>>>

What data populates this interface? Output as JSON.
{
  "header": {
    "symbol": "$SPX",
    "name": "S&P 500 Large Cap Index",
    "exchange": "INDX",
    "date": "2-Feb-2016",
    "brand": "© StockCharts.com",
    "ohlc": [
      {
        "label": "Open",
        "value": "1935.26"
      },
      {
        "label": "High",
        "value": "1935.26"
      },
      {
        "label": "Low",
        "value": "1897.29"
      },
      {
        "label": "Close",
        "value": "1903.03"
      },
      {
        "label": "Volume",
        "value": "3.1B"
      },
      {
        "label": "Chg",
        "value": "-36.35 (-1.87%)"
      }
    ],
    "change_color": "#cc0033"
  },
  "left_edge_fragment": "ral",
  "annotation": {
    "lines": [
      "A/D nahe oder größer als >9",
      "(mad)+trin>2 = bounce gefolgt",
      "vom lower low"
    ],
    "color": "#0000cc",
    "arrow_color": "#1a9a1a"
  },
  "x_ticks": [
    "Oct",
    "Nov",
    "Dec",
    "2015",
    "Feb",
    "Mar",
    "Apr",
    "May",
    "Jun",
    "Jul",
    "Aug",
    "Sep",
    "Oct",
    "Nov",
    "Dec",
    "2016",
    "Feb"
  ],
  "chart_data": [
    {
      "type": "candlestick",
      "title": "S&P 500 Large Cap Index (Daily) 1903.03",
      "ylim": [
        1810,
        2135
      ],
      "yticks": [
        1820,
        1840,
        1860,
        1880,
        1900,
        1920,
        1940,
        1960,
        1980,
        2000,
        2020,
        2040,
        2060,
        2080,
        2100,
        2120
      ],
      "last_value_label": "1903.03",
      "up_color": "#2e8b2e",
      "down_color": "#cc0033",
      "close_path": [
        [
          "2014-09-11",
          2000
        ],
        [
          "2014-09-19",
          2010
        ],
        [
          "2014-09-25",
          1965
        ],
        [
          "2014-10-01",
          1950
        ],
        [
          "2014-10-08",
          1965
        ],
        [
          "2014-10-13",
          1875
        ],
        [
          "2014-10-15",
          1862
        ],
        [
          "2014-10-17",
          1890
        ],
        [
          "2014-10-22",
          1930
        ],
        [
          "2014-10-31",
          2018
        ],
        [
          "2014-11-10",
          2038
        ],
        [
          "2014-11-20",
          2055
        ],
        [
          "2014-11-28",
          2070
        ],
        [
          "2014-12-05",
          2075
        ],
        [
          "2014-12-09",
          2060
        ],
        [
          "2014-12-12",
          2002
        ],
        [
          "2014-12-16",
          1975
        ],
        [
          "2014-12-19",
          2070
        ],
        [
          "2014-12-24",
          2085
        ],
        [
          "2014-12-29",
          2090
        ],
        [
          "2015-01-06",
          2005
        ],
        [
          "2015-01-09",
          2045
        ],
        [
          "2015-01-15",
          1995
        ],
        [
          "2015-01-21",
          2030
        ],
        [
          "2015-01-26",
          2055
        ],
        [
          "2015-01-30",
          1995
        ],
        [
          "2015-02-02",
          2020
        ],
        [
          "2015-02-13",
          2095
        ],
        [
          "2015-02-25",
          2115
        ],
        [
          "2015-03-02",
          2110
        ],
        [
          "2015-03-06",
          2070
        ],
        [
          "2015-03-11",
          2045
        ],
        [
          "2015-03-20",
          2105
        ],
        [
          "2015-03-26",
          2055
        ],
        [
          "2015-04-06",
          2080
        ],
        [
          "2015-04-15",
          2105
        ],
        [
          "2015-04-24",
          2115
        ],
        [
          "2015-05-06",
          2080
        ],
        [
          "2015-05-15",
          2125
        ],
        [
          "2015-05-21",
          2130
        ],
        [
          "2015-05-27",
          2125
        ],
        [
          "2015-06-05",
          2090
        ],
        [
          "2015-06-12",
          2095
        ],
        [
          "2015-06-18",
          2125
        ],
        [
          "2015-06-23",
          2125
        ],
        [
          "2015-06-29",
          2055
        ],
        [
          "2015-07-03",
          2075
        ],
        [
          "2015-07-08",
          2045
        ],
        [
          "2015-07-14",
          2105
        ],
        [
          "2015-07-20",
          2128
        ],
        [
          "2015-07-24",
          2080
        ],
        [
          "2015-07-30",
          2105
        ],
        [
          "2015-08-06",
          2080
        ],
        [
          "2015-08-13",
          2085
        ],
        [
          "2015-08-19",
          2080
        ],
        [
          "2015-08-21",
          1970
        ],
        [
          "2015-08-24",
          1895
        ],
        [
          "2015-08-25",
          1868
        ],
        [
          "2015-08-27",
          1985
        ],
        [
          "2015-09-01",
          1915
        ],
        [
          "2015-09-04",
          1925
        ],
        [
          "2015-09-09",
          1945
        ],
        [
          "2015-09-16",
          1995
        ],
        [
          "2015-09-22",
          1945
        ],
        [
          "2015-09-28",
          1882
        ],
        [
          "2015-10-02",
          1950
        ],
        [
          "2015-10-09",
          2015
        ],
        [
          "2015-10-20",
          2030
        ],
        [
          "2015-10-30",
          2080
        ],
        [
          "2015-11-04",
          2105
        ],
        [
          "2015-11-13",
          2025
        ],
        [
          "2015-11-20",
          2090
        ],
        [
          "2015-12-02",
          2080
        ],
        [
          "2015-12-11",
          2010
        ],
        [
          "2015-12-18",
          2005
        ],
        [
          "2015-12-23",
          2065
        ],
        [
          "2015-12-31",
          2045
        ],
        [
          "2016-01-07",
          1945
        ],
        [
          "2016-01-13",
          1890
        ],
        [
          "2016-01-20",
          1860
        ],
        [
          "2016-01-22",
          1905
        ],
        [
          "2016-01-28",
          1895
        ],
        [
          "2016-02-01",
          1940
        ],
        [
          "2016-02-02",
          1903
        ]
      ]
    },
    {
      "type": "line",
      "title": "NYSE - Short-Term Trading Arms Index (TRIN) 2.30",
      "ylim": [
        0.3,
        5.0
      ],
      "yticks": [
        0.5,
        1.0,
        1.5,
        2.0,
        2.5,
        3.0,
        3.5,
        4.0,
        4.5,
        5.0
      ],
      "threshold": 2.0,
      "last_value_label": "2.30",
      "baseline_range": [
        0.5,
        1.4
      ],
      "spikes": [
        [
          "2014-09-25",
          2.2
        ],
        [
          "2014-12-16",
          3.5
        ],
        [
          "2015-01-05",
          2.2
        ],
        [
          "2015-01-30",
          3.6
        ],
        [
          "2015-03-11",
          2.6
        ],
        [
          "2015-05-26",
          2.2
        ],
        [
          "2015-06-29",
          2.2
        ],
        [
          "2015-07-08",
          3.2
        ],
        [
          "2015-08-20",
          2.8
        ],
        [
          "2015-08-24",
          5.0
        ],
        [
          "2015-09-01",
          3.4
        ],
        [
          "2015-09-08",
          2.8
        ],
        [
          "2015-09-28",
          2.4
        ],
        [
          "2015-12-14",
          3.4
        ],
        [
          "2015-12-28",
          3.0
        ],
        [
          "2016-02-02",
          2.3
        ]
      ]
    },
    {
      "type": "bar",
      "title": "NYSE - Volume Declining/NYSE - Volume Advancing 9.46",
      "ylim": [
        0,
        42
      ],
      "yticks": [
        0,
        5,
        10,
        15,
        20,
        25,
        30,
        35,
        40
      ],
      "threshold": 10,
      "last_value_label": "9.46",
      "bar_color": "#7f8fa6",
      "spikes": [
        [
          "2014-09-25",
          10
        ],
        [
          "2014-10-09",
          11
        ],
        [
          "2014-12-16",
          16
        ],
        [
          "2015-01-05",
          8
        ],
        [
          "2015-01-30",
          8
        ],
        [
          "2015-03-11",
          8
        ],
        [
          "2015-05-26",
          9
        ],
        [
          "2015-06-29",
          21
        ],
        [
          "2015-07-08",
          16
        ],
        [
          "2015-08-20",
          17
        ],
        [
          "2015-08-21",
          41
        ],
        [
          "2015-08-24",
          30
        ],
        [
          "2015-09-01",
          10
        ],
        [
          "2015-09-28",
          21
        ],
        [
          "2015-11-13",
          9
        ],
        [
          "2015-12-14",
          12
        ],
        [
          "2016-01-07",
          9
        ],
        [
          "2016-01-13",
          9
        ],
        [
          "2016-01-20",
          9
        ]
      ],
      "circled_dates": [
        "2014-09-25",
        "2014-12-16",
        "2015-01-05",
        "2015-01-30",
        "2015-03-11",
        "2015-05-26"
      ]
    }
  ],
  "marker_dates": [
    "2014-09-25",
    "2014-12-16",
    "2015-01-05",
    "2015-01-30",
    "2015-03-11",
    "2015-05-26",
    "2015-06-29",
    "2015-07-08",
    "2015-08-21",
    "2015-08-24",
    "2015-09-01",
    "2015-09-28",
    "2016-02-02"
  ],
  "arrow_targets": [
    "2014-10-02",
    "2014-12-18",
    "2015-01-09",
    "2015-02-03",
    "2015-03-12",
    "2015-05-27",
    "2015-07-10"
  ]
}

<<<

▸ **Requirement**
Go through the listing above and work out how many lines contain the string "NYSE". Reply with the number alone.

▸ **Final answer**
2